_Directions for this task_. Return all lines below containing the word "index".

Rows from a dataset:
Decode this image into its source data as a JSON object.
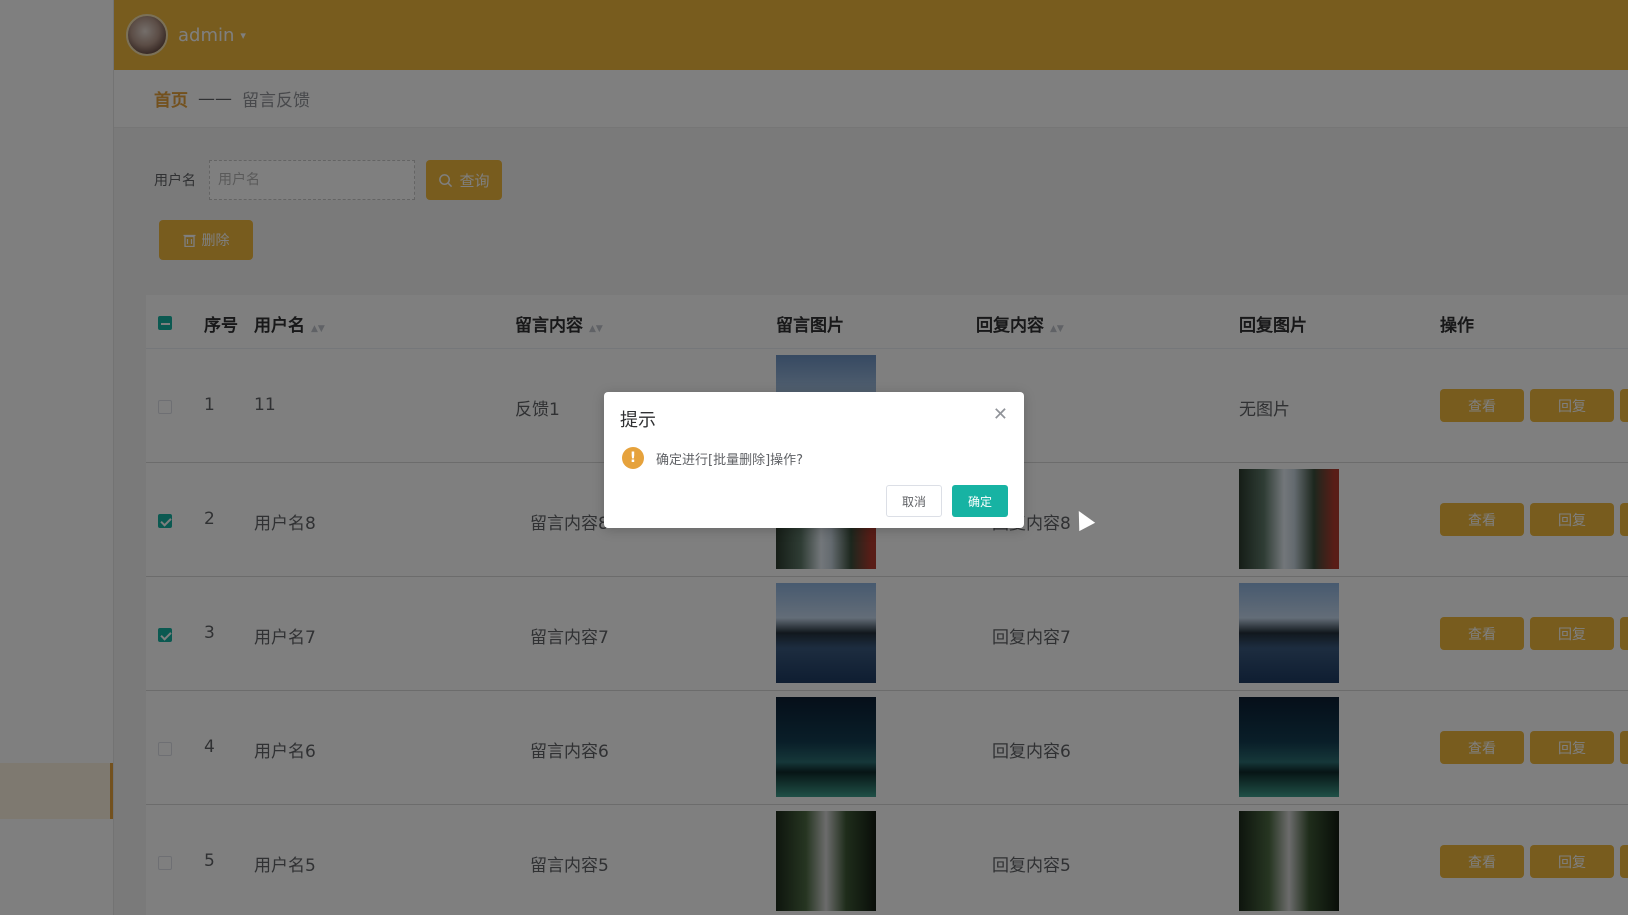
{
  "header": {
    "username": "admin",
    "caret": "▾"
  },
  "breadcrumb": {
    "home": "首页",
    "separator": "——",
    "current": "留言反馈"
  },
  "search": {
    "label": "用户名",
    "placeholder": "用户名",
    "query_label": "查询",
    "query_icon": "search-icon"
  },
  "toolbar": {
    "delete_label": "删除",
    "delete_icon": "trash-icon"
  },
  "table": {
    "columns": [
      "序号",
      "用户名",
      "留言内容",
      "留言图片",
      "回复内容",
      "回复图片",
      "操作"
    ],
    "rows": [
      {
        "index": "1",
        "username": "11",
        "content": "反馈1",
        "image": "sky",
        "reply": "",
        "reply_image_text": "无图片",
        "reply_image": "",
        "checked": false
      },
      {
        "index": "2",
        "username": "用户名8",
        "content": "留言内容8",
        "image": "waterfall",
        "reply": "回复内容8",
        "reply_image_text": "",
        "reply_image": "waterfall",
        "checked": true
      },
      {
        "index": "3",
        "username": "用户名7",
        "content": "留言内容7",
        "image": "lake",
        "reply": "回复内容7",
        "reply_image_text": "",
        "reply_image": "lake",
        "checked": true
      },
      {
        "index": "4",
        "username": "用户名6",
        "content": "留言内容6",
        "image": "night",
        "reply": "回复内容6",
        "reply_image_text": "",
        "reply_image": "night",
        "checked": false
      },
      {
        "index": "5",
        "username": "用户名5",
        "content": "留言内容5",
        "image": "forest",
        "reply": "回复内容5",
        "reply_image_text": "",
        "reply_image": "forest",
        "checked": false
      }
    ],
    "actions": {
      "view": "查看",
      "reply": "回复"
    }
  },
  "dialog": {
    "title": "提示",
    "message": "确定进行[批量删除]操作?",
    "cancel": "取消",
    "confirm": "确定",
    "close_icon": "close-icon",
    "warning_icon": "warning-icon"
  },
  "colors": {
    "accent": "#f0b83c",
    "primary": "#17b3a3",
    "warning": "#e6a23c"
  }
}
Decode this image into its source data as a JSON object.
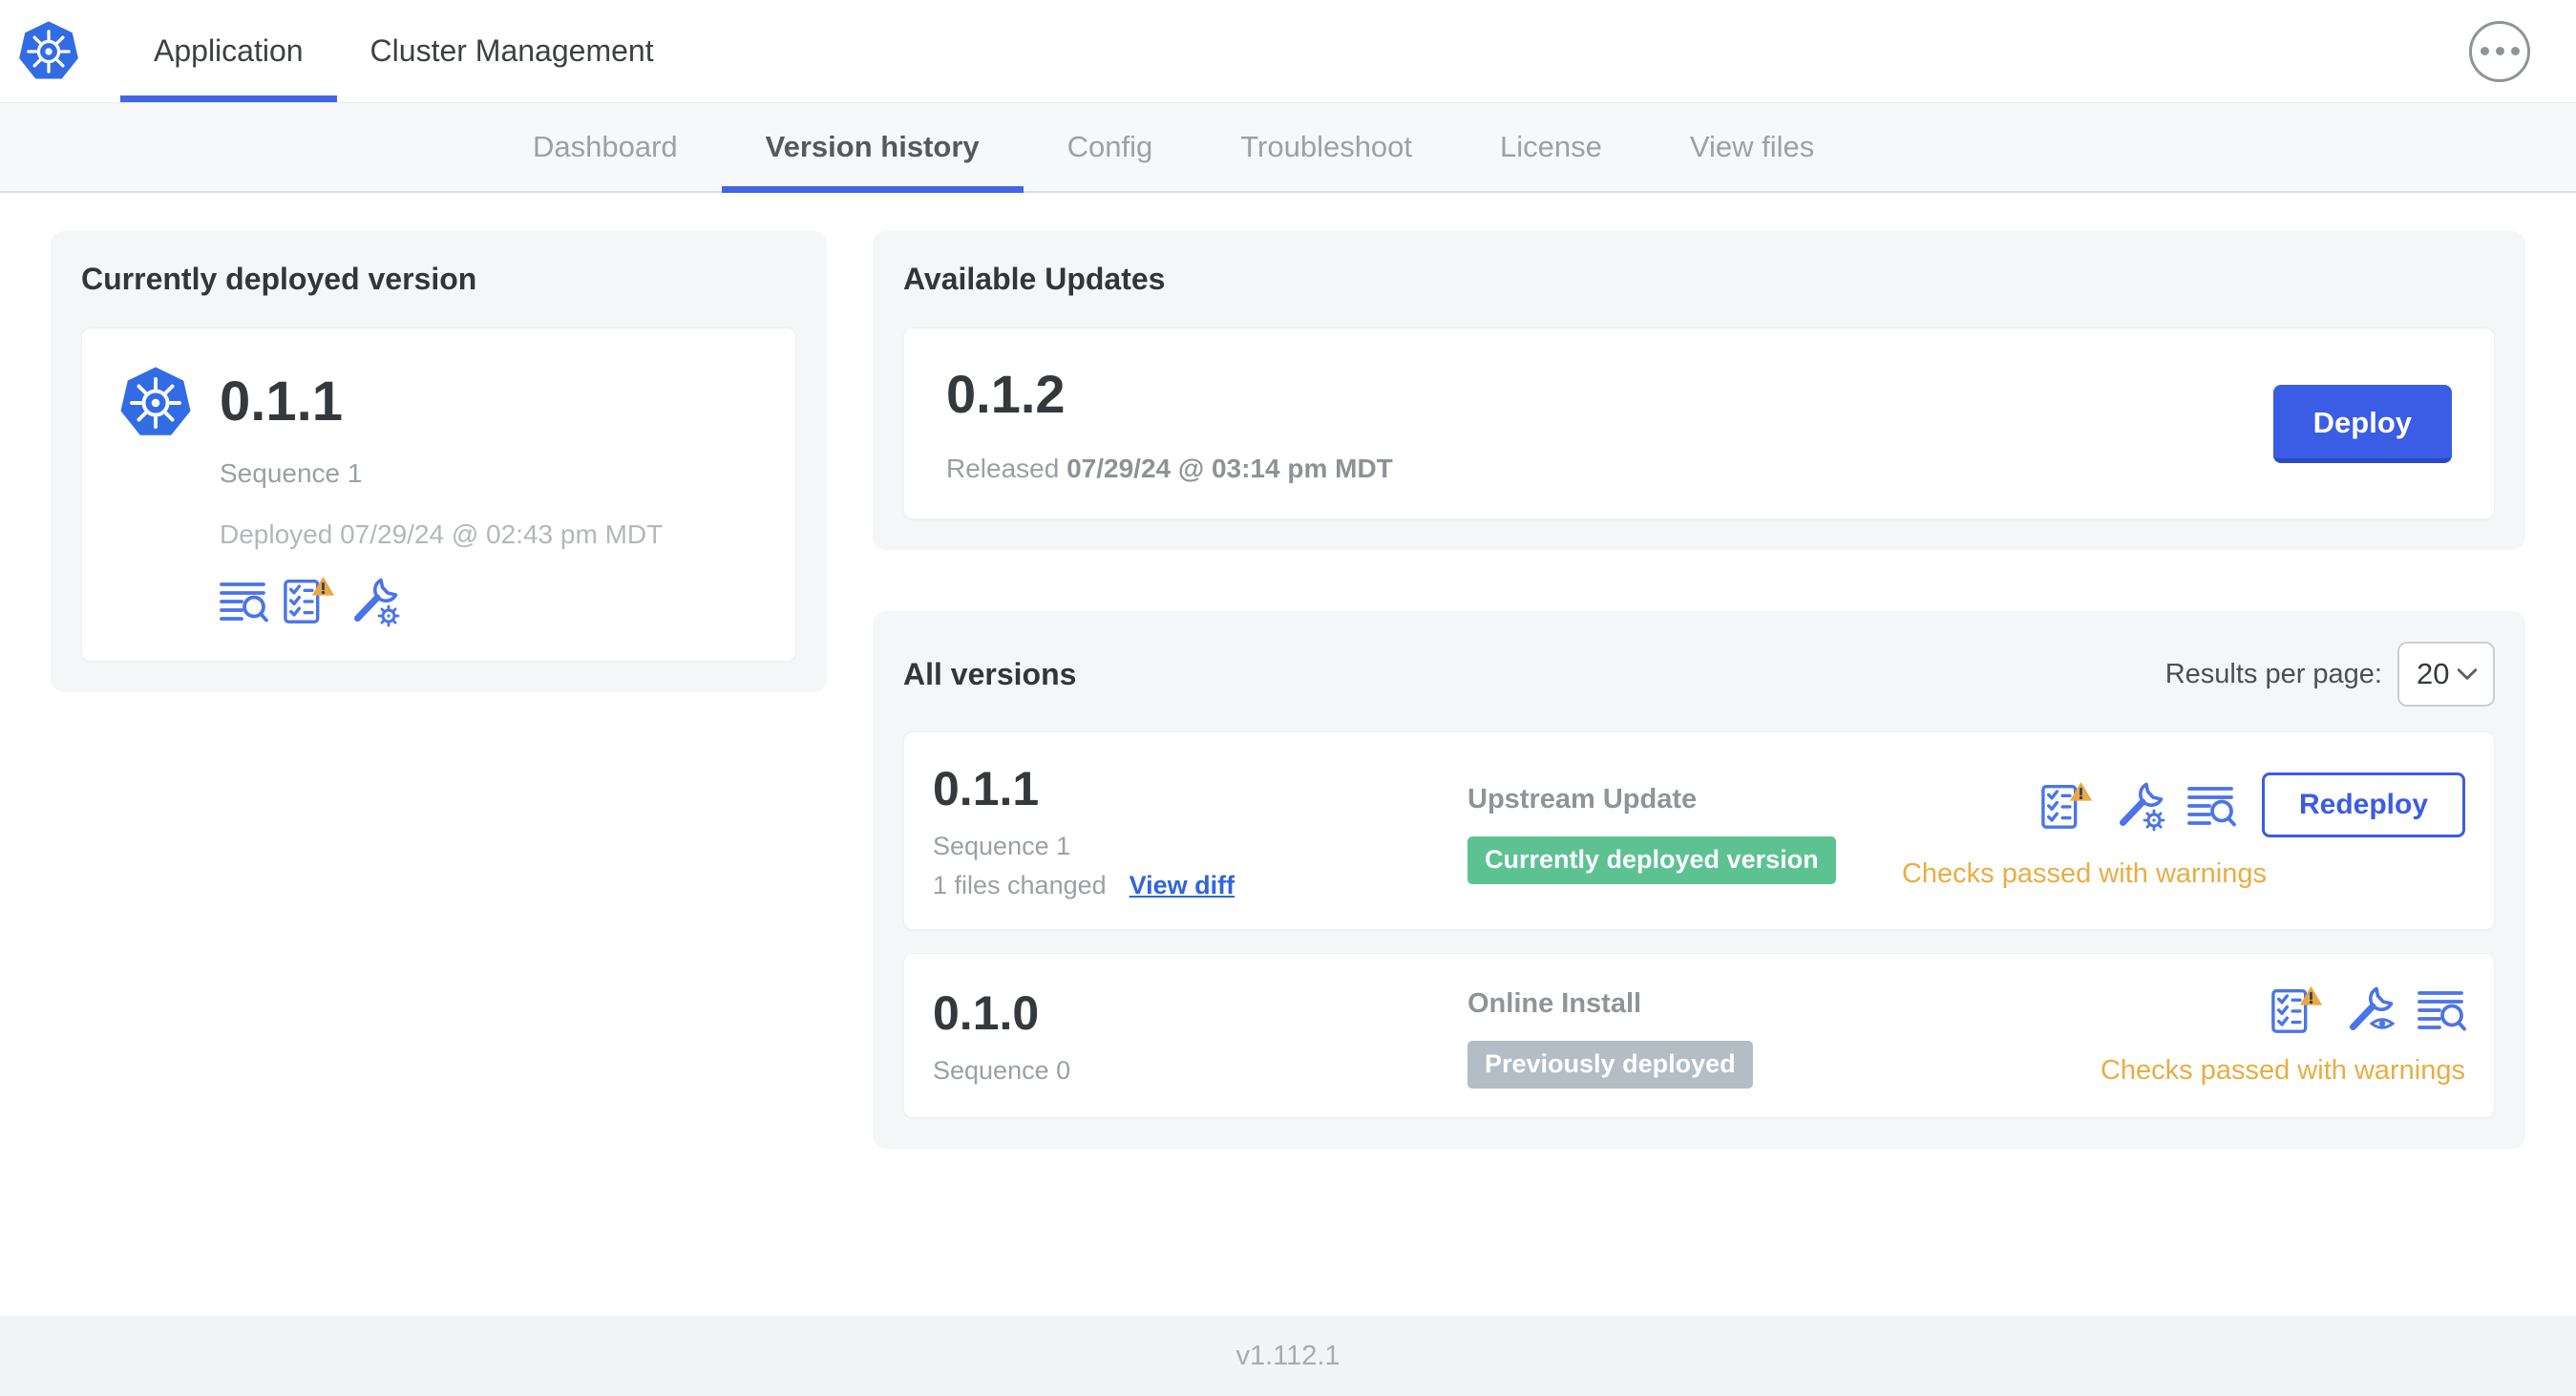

_Result_.
        "index": "1",
        "index": "2",
        "index": "3",
        "index": "4",
        "index": "5",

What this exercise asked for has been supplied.